**Records for this task**
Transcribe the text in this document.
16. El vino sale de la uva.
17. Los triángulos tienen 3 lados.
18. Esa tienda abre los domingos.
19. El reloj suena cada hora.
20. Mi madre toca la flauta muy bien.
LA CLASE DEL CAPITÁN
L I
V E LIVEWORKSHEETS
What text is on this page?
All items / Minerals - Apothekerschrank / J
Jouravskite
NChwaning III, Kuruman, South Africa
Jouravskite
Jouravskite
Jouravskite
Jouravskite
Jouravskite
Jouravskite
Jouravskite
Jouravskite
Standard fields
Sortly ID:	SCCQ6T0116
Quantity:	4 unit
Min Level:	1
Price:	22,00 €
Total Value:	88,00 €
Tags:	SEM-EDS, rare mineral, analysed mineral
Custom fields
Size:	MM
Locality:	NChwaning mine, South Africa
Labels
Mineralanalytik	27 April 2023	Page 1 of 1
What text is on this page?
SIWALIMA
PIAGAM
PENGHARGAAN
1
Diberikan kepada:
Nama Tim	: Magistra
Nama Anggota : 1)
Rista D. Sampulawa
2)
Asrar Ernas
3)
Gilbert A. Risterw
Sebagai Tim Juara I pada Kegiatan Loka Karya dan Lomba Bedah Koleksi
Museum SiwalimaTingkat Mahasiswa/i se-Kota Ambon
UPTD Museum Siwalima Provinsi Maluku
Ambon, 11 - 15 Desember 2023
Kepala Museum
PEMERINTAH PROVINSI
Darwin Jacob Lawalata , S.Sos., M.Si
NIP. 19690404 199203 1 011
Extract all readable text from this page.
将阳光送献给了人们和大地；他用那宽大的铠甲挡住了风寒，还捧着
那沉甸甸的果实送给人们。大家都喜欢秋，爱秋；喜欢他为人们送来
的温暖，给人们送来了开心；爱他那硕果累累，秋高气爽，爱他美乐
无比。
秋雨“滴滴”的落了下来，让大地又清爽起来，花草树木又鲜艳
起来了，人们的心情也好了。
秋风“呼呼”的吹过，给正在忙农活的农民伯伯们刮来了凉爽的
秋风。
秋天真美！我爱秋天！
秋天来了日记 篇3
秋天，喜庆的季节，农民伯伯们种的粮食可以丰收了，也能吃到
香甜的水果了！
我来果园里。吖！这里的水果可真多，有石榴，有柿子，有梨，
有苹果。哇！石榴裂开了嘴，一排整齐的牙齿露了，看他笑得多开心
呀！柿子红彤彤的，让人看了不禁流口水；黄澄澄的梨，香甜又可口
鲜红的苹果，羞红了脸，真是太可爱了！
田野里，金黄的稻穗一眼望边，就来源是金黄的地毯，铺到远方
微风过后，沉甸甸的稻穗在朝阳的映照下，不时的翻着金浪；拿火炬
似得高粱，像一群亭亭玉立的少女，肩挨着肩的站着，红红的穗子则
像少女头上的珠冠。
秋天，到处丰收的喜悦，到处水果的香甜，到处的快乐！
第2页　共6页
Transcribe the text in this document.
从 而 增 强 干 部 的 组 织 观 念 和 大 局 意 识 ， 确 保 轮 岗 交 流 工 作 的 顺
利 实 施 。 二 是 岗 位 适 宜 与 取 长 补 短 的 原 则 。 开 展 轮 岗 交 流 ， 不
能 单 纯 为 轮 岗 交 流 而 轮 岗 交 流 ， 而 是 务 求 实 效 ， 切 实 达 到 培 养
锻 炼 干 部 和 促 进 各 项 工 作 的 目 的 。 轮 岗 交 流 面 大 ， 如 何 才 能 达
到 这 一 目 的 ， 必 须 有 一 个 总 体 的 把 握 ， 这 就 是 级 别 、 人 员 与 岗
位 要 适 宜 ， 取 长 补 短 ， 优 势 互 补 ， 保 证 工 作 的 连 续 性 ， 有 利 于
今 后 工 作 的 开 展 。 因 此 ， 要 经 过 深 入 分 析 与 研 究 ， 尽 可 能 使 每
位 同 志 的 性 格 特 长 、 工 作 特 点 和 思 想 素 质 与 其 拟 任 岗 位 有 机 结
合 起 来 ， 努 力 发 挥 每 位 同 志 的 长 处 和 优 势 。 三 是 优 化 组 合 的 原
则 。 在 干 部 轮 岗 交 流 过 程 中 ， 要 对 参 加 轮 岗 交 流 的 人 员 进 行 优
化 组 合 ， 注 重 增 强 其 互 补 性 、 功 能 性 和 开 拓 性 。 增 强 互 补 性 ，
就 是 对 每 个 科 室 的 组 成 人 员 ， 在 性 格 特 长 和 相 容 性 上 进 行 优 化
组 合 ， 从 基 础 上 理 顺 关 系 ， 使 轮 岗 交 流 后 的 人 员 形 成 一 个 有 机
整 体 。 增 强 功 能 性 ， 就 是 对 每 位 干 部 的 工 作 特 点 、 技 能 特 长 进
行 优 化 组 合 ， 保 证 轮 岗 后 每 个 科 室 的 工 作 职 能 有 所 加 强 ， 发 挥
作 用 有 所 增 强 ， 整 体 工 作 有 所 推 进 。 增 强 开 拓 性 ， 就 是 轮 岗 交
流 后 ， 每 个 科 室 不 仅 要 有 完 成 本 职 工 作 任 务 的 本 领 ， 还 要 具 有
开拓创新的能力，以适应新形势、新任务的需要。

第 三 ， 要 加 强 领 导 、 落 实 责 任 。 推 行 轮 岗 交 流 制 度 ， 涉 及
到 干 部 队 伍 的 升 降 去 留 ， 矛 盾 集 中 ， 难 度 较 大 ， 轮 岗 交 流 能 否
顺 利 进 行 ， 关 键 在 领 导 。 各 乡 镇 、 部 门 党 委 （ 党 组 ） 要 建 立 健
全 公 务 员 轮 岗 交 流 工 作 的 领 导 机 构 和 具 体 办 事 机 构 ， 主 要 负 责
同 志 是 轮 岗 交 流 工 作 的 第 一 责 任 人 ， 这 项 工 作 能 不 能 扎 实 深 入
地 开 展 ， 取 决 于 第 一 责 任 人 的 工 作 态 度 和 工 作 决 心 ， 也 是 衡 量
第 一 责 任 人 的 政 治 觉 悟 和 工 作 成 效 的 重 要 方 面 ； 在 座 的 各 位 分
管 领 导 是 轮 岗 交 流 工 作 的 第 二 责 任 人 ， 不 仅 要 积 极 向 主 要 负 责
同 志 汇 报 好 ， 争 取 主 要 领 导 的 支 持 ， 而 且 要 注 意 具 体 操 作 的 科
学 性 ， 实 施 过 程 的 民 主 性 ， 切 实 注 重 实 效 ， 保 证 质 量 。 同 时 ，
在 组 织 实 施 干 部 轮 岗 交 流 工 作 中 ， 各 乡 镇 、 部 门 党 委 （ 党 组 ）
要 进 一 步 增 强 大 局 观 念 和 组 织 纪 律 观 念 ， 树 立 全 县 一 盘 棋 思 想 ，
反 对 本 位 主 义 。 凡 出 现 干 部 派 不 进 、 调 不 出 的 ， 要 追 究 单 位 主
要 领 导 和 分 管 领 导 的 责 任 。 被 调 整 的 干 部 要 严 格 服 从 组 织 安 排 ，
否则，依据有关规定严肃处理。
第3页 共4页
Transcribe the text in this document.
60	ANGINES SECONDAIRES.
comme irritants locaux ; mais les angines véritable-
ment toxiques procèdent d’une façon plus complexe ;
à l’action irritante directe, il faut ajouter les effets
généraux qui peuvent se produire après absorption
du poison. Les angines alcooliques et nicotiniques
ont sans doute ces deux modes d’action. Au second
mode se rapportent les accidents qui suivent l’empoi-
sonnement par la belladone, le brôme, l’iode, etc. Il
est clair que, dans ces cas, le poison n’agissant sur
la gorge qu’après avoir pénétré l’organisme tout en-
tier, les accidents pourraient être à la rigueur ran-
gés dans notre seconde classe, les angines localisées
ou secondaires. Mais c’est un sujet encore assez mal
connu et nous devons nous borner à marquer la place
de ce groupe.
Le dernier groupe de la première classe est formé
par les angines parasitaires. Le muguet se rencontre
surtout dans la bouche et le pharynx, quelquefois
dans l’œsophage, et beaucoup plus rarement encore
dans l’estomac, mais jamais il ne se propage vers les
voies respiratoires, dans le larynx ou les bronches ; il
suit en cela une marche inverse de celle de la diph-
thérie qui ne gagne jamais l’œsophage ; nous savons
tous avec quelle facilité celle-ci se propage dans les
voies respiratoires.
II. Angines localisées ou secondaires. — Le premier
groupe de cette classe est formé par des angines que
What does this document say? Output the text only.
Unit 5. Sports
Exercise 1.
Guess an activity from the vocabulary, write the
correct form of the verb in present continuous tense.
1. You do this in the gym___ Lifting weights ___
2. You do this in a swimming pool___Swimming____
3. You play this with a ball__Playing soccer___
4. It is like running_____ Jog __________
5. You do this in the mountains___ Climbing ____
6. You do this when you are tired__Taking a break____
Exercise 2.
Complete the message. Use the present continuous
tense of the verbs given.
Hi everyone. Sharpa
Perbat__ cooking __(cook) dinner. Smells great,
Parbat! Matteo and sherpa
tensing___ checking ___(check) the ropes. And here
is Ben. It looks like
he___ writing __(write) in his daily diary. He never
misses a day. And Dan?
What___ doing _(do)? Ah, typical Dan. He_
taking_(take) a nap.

**Task requirements**
List each line of the entries that holds the string "œsophage".

**Correct output**
dans l’œsophage, et beaucoup plus rarement encore
thérie qui ne gagne jamais l’œsophage ; nous savons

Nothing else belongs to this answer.